** Exercise directions **
Copy exactly, and only, the lines from the line containing "What's the underlying" through the last line of the records below, both included, and leave out any pictures.
──────── Extracted information
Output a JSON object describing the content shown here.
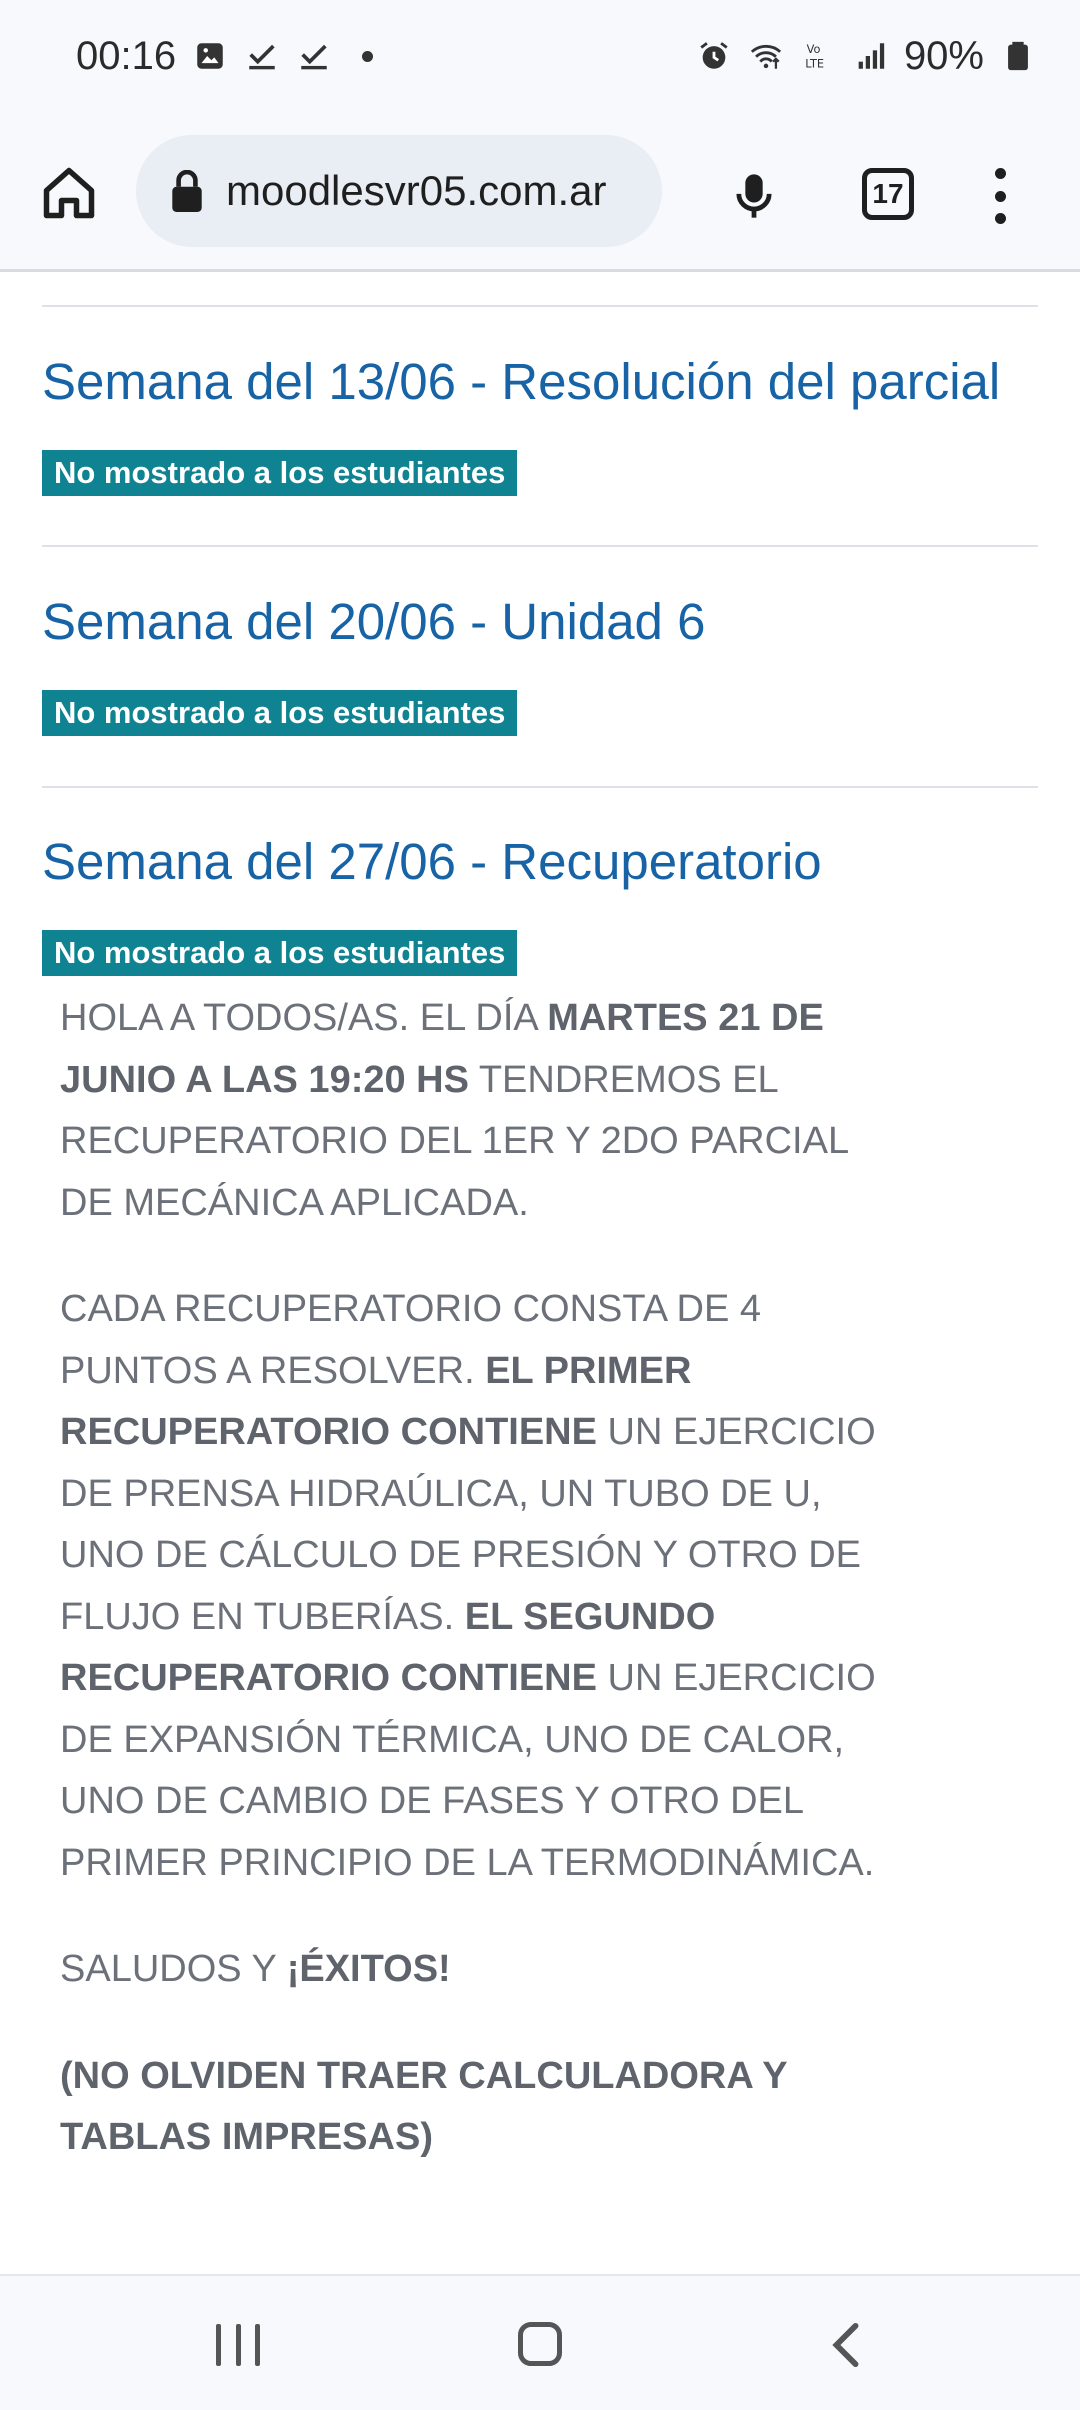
{
  "status_bar": {
    "time": "00:16",
    "left_icons": [
      "image-icon",
      "check-icon",
      "check-icon",
      "dot-icon"
    ],
    "right_icons": [
      "alarm-icon",
      "wifi-icon",
      "volte-icon",
      "signal-icon"
    ],
    "battery": "90%"
  },
  "browser": {
    "url": "moodlesvr05.com.ar",
    "tab_count": "17"
  },
  "sections": [
    {
      "title": "Semana del 13/06 - Resolución del parcial",
      "badge": "No mostrado a los estudiantes"
    },
    {
      "title": "Semana del 20/06 - Unidad 6",
      "badge": "No mostrado a los estudiantes"
    },
    {
      "title": "Semana del 27/06 - Recuperatorio",
      "badge": "No mostrado a los estudiantes"
    }
  ],
  "summary": {
    "p1_a": "HOLA A TODOS/AS. EL DÍA ",
    "p1_b": "MARTES 21 DE JUNIO A LAS 19:20 HS",
    "p1_c": " TENDREMOS EL RECUPERATORIO DEL 1ER Y 2DO PARCIAL DE MECÁNICA APLICADA.",
    "p2_a": "CADA RECUPERATORIO CONSTA DE 4 PUNTOS A RESOLVER. ",
    "p2_b": "EL PRIMER RECUPERATORIO CONTIENE",
    "p2_c": " UN EJERCICIO DE PRENSA HIDRAÚLICA, UN TUBO DE U, UNO DE CÁLCULO DE PRESIÓN Y OTRO DE FLUJO EN TUBERÍAS. ",
    "p2_d": "EL SEGUNDO RECUPERATORIO CONTIENE",
    "p2_e": " UN EJERCICIO DE EXPANSIÓN TÉRMICA, UNO DE CALOR, UNO DE CAMBIO DE FASES Y OTRO DEL PRIMER PRINCIPIO DE LA TERMODINÁMICA.",
    "p3_a": "SALUDOS Y ",
    "p3_b": "¡ÉXITOS!",
    "p4": "(NO OLVIDEN TRAER CALCULADORA Y TABLAS IMPRESAS)"
  },
  "colors": {
    "link": "#1763a6",
    "badge_bg": "#0f8391",
    "summary_text": "#6b7079"
  }
}
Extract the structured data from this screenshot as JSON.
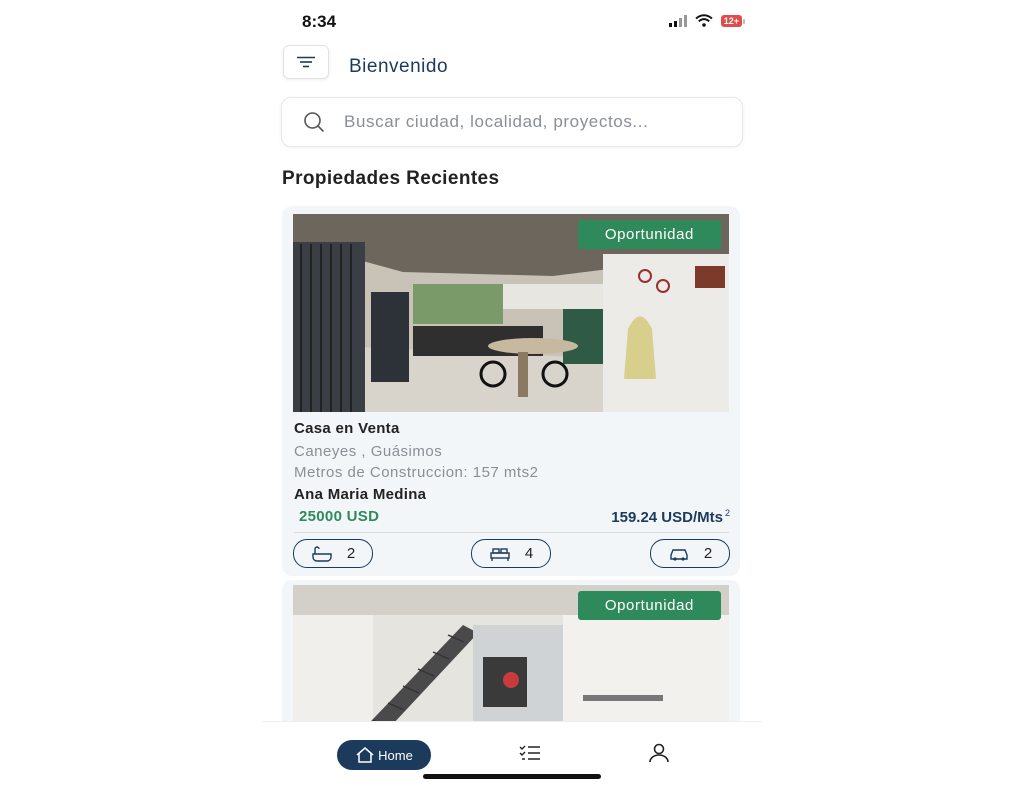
{
  "status": {
    "time": "8:34",
    "battery": "12+"
  },
  "header": {
    "greeting": "Bienvenido"
  },
  "search": {
    "placeholder": "Buscar ciudad, localidad, proyectos..."
  },
  "section": {
    "title": "Propiedades Recientes"
  },
  "cards": [
    {
      "badge": "Oportunidad",
      "title": "Casa en Venta",
      "location": "Caneyes , Guásimos",
      "meters": "Metros de Construccion: 157 mts2",
      "agent": "Ana Maria Medina",
      "price": "25000 USD",
      "price_per_meter": "159.24 USD/Mts",
      "price_per_meter_sup": "2",
      "baths": "2",
      "beds": "4",
      "parking": "2"
    },
    {
      "badge": "Oportunidad"
    }
  ],
  "nav": {
    "home_label": "Home"
  },
  "colors": {
    "primary": "#1b3a5c",
    "accent_green": "#2f8a5b",
    "card_bg": "#f3f6f9"
  }
}
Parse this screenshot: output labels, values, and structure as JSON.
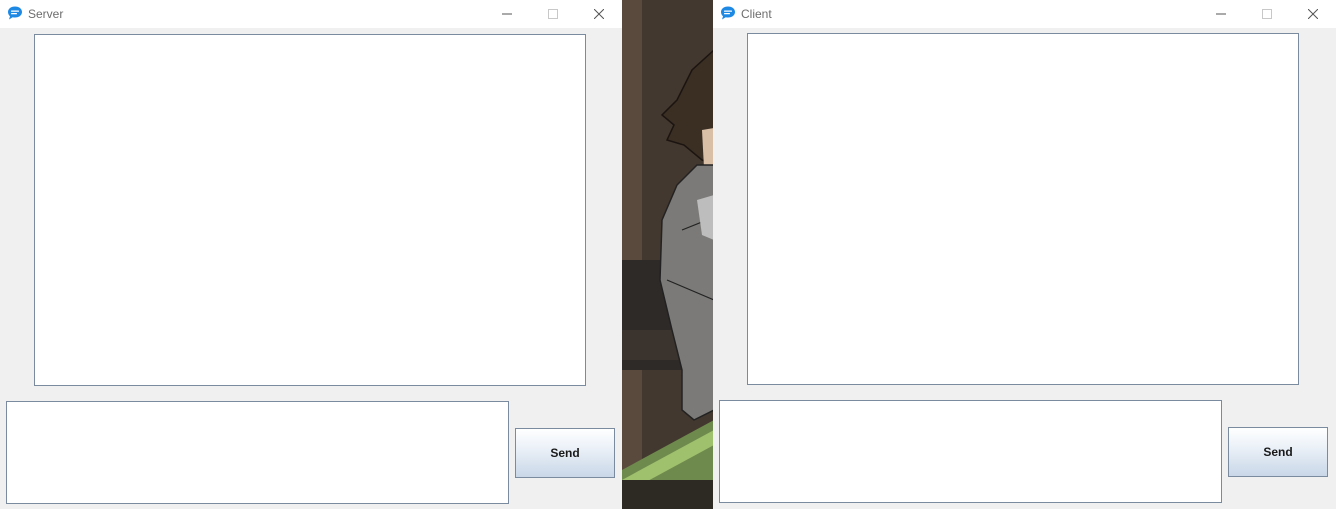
{
  "server_window": {
    "title": "Server",
    "icon": "chat-bubble-icon",
    "chat_log": "",
    "message_input": "",
    "send_label": "Send"
  },
  "client_window": {
    "title": "Client",
    "icon": "chat-bubble-icon",
    "chat_log": "",
    "message_input": "",
    "send_label": "Send"
  },
  "colors": {
    "window_bg": "#f0f0f0",
    "icon_blue": "#1e88e5",
    "border": "#7a8ba0"
  }
}
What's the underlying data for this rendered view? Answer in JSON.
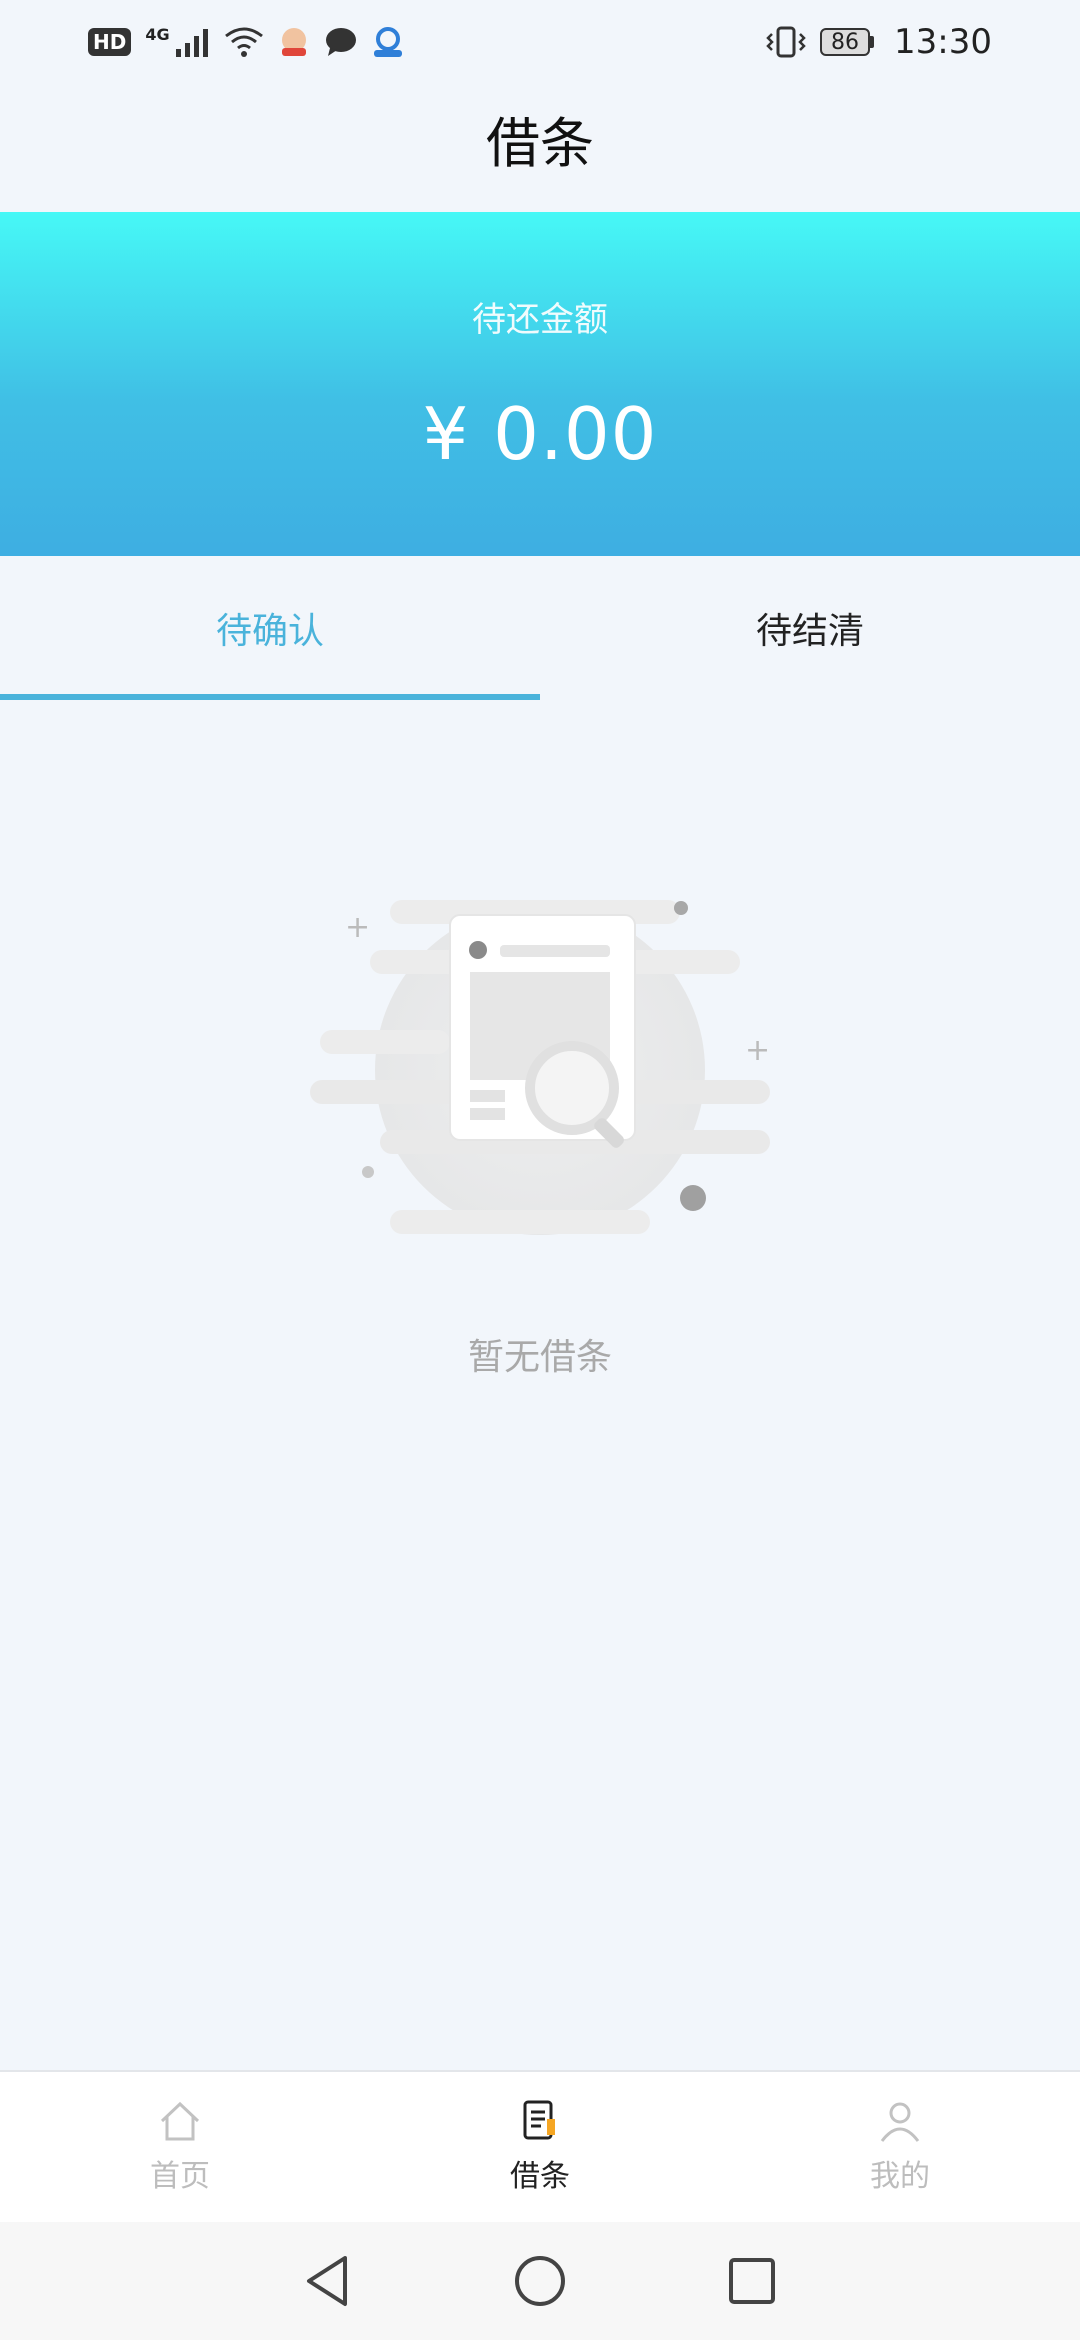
{
  "status_bar": {
    "hd": "HD",
    "network": "4G",
    "battery": "86",
    "time": "13:30",
    "icons": [
      "hd-icon",
      "signal-icon",
      "wifi-icon",
      "app-notification-icon",
      "message-icon",
      "app-notification-icon",
      "vibrate-icon",
      "battery-icon"
    ]
  },
  "header": {
    "title": "借条"
  },
  "banner": {
    "label": "待还金额",
    "amount": "¥ 0.00"
  },
  "tabs": [
    {
      "label": "待确认",
      "active": true
    },
    {
      "label": "待结清",
      "active": false
    }
  ],
  "empty_state": {
    "text": "暂无借条",
    "icon": "empty-document-search-icon"
  },
  "tabbar": {
    "items": [
      {
        "label": "首页",
        "icon": "home-icon",
        "active": false
      },
      {
        "label": "借条",
        "icon": "document-icon",
        "active": true
      },
      {
        "label": "我的",
        "icon": "user-icon",
        "active": false
      }
    ]
  },
  "system_nav": {
    "buttons": [
      "back-icon",
      "home-circle-icon",
      "recents-icon"
    ]
  },
  "colors": {
    "accent": "#4ab3db",
    "banner_top": "#46f8f6",
    "banner_bottom": "#3eaee2",
    "tabbar_active_icon": "#f5a623"
  }
}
────────────────
** Output of the task **
What's the underlying data for this rendered view? Answer in JSON.
{
  "status_bar": {
    "hd": "HD",
    "network": "4G",
    "battery": "86",
    "time": "13:30",
    "icons": [
      "hd-icon",
      "signal-icon",
      "wifi-icon",
      "app-notification-icon",
      "message-icon",
      "app-notification-icon",
      "vibrate-icon",
      "battery-icon"
    ]
  },
  "header": {
    "title": "借条"
  },
  "banner": {
    "label": "待还金额",
    "amount": "¥ 0.00"
  },
  "tabs": [
    {
      "label": "待确认",
      "active": true
    },
    {
      "label": "待结清",
      "active": false
    }
  ],
  "empty_state": {
    "text": "暂无借条",
    "icon": "empty-document-search-icon"
  },
  "tabbar": {
    "items": [
      {
        "label": "首页",
        "icon": "home-icon",
        "active": false
      },
      {
        "label": "借条",
        "icon": "document-icon",
        "active": true
      },
      {
        "label": "我的",
        "icon": "user-icon",
        "active": false
      }
    ]
  },
  "system_nav": {
    "buttons": [
      "back-icon",
      "home-circle-icon",
      "recents-icon"
    ]
  },
  "colors": {
    "accent": "#4ab3db",
    "banner_top": "#46f8f6",
    "banner_bottom": "#3eaee2",
    "tabbar_active_icon": "#f5a623"
  }
}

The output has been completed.